[begin Records for the task]
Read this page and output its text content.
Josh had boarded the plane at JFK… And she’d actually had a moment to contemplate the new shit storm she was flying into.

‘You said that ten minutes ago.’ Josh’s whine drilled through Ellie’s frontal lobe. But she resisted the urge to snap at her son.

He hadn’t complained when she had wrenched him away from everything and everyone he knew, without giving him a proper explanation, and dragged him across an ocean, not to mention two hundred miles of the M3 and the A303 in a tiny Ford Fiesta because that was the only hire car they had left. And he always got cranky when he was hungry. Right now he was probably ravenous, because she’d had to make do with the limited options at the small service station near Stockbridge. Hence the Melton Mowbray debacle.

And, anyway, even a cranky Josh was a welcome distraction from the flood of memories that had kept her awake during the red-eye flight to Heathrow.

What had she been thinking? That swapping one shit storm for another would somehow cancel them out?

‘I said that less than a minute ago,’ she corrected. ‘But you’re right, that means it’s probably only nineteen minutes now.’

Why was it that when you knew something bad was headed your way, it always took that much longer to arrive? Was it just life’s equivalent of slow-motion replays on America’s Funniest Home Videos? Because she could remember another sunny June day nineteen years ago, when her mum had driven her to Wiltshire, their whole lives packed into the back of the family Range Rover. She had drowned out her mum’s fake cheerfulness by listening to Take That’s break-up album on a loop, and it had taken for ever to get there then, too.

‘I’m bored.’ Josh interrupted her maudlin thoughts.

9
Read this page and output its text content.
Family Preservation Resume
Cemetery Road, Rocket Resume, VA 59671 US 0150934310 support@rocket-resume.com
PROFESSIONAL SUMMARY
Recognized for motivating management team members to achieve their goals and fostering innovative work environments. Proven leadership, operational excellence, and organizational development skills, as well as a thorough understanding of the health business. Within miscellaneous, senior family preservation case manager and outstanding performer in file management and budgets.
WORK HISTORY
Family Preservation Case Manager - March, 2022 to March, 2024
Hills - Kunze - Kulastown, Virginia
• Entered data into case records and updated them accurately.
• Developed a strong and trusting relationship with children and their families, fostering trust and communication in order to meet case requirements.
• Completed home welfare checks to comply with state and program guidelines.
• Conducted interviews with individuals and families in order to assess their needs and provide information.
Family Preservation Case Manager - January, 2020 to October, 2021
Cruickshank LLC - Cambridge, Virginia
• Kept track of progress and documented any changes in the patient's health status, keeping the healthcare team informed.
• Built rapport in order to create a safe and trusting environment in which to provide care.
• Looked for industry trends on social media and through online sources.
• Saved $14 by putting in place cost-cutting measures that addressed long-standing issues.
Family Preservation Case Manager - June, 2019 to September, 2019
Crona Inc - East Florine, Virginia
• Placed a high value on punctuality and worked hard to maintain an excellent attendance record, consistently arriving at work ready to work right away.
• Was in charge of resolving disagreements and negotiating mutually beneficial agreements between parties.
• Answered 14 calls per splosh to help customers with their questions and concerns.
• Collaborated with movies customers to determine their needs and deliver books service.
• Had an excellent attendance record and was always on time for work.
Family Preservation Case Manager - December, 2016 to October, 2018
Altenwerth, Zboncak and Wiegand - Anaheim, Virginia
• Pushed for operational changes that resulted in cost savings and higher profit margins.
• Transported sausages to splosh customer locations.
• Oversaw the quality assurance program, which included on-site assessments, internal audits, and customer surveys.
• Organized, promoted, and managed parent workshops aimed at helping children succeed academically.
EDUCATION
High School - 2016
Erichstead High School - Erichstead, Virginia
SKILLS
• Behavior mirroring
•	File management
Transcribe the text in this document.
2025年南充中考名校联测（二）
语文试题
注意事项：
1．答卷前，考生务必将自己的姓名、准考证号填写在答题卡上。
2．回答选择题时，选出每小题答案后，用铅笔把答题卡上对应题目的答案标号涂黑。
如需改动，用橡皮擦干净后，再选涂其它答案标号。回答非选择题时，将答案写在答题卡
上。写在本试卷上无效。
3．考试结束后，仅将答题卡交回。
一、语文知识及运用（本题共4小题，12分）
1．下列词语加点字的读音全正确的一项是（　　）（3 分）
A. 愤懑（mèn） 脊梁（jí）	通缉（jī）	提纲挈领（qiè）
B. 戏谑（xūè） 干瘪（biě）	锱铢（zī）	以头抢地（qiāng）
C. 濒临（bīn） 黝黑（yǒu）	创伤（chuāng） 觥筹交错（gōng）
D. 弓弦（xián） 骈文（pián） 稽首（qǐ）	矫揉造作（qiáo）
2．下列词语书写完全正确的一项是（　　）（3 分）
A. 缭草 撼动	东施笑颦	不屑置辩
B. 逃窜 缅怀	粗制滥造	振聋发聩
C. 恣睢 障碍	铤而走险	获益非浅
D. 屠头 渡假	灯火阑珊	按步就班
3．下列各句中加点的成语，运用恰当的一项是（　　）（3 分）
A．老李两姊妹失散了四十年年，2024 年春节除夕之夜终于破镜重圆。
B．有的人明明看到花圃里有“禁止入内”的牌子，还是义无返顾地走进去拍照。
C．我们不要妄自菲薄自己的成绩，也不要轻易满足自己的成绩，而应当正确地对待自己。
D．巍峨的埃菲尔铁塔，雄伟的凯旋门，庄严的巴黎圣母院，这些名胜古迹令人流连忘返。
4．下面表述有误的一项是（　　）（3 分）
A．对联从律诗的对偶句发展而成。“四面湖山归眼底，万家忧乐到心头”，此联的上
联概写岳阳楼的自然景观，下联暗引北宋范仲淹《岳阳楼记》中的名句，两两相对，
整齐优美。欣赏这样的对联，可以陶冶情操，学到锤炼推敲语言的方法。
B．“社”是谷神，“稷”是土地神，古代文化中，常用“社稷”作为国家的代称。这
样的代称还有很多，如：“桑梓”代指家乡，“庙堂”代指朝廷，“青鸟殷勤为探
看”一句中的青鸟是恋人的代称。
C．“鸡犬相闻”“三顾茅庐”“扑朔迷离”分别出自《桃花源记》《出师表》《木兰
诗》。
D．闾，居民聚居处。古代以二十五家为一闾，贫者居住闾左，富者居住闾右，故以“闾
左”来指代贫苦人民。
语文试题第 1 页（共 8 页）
[end Records for the task]
• Aim
Return the listing above in full, character for character.

• Solution to this problem
Read this page and output its text content.
Josh had boarded the plane at JFK… And she’d actually had a moment to contemplate the new shit storm she was flying into.

‘You said that ten minutes ago.’ Josh’s whine drilled through Ellie’s frontal lobe. But she resisted the urge to snap at her son.

He hadn’t complained when she had wrenched him away from everything and everyone he knew, without giving him a proper explanation, and dragged him across an ocean, not to mention two hundred miles of the M3 and the A303 in a tiny Ford Fiesta because that was the only hire car they had left. And he always got cranky when he was hungry. Right now he was probably ravenous, because she’d had to make do with the limited options at the small service station near Stockbridge. Hence the Melton Mowbray debacle.

And, anyway, even a cranky Josh was a welcome distraction from the flood of memories that had kept her awake during the red-eye flight to Heathrow.

What had she been thinking? That swapping one shit storm for another would somehow cancel them out?

‘I said that less than a minute ago,’ she corrected. ‘But you’re right, that means it’s probably only nineteen minutes now.’

Why was it that when you knew something bad was headed your way, it always took that much longer to arrive? Was it just life’s equivalent of slow-motion replays on America’s Funniest Home Videos? Because she could remember another sunny June day nineteen years ago, when her mum had driven her to Wiltshire, their whole lives packed into the back of the family Range Rover. She had drowned out her mum’s fake cheerfulness by listening to Take That’s break-up album on a loop, and it had taken for ever to get there then, too.

‘I’m bored.’ Josh interrupted her maudlin thoughts.

9
Read this page and output its text content.
Family Preservation Resume
Cemetery Road, Rocket Resume, VA 59671 US 0150934310 support@rocket-resume.com
PROFESSIONAL SUMMARY
Recognized for motivating management team members to achieve their goals and fostering innovative work environments. Proven leadership, operational excellence, and organizational development skills, as well as a thorough understanding of the health business. Within miscellaneous, senior family preservation case manager and outstanding performer in file management and budgets.
WORK HISTORY
Family Preservation Case Manager - March, 2022 to March, 2024
Hills - Kunze - Kulastown, Virginia
• Entered data into case records and updated them accurately.
• Developed a strong and trusting relationship with children and their families, fostering trust and communication in order to meet case requirements.
• Completed home welfare checks to comply with state and program guidelines.
• Conducted interviews with individuals and families in order to assess their needs and provide information.
Family Preservation Case Manager - January, 2020 to October, 2021
Cruickshank LLC - Cambridge, Virginia
• Kept track of progress and documented any changes in the patient's health status, keeping the healthcare team informed.
• Built rapport in order to create a safe and trusting environment in which to provide care.
• Looked for industry trends on social media and through online sources.
• Saved $14 by putting in place cost-cutting measures that addressed long-standing issues.
Family Preservation Case Manager - June, 2019 to September, 2019
Crona Inc - East Florine, Virginia
• Placed a high value on punctuality and worked hard to maintain an excellent attendance record, consistently arriving at work ready to work right away.
• Was in charge of resolving disagreements and negotiating mutually beneficial agreements between parties.
• Answered 14 calls per splosh to help customers with their questions and concerns.
• Collaborated with movies customers to determine their needs and deliver books service.
• Had an excellent attendance record and was always on time for work.
Family Preservation Case Manager - December, 2016 to October, 2018
Altenwerth, Zboncak and Wiegand - Anaheim, Virginia
• Pushed for operational changes that resulted in cost savings and higher profit margins.
• Transported sausages to splosh customer locations.
• Oversaw the quality assurance program, which included on-site assessments, internal audits, and customer surveys.
• Organized, promoted, and managed parent workshops aimed at helping children succeed academically.
EDUCATION
High School - 2016
Erichstead High School - Erichstead, Virginia
SKILLS
• Behavior mirroring
•	File management
Transcribe the text in this document.
2025年南充中考名校联测（二）
语文试题
注意事项：
1．答卷前，考生务必将自己的姓名、准考证号填写在答题卡上。
2．回答选择题时，选出每小题答案后，用铅笔把答题卡上对应题目的答案标号涂黑。
如需改动，用橡皮擦干净后，再选涂其它答案标号。回答非选择题时，将答案写在答题卡
上。写在本试卷上无效。
3．考试结束后，仅将答题卡交回。
一、语文知识及运用（本题共4小题，12分）
1．下列词语加点字的读音全正确的一项是（　　）（3 分）
A. 愤懑（mèn） 脊梁（jí）	通缉（jī）	提纲挈领（qiè）
B. 戏谑（xūè） 干瘪（biě）	锱铢（zī）	以头抢地（qiāng）
C. 濒临（bīn） 黝黑（yǒu）	创伤（chuāng） 觥筹交错（gōng）
D. 弓弦（xián） 骈文（pián） 稽首（qǐ）	矫揉造作（qiáo）
2．下列词语书写完全正确的一项是（　　）（3 分）
A. 缭草 撼动	东施笑颦	不屑置辩
B. 逃窜 缅怀	粗制滥造	振聋发聩
C. 恣睢 障碍	铤而走险	获益非浅
D. 屠头 渡假	灯火阑珊	按步就班
3．下列各句中加点的成语，运用恰当的一项是（　　）（3 分）
A．老李两姊妹失散了四十年年，2024 年春节除夕之夜终于破镜重圆。
B．有的人明明看到花圃里有“禁止入内”的牌子，还是义无返顾地走进去拍照。
C．我们不要妄自菲薄自己的成绩，也不要轻易满足自己的成绩，而应当正确地对待自己。
D．巍峨的埃菲尔铁塔，雄伟的凯旋门，庄严的巴黎圣母院，这些名胜古迹令人流连忘返。
4．下面表述有误的一项是（　　）（3 分）
A．对联从律诗的对偶句发展而成。“四面湖山归眼底，万家忧乐到心头”，此联的上
联概写岳阳楼的自然景观，下联暗引北宋范仲淹《岳阳楼记》中的名句，两两相对，
整齐优美。欣赏这样的对联，可以陶冶情操，学到锤炼推敲语言的方法。
B．“社”是谷神，“稷”是土地神，古代文化中，常用“社稷”作为国家的代称。这
样的代称还有很多，如：“桑梓”代指家乡，“庙堂”代指朝廷，“青鸟殷勤为探
看”一句中的青鸟是恋人的代称。
C．“鸡犬相闻”“三顾茅庐”“扑朔迷离”分别出自《桃花源记》《出师表》《木兰
诗》。
D．闾，居民聚居处。古代以二十五家为一闾，贫者居住闾左，富者居住闾右，故以“闾
左”来指代贫苦人民。
语文试题第 1 页（共 8 页）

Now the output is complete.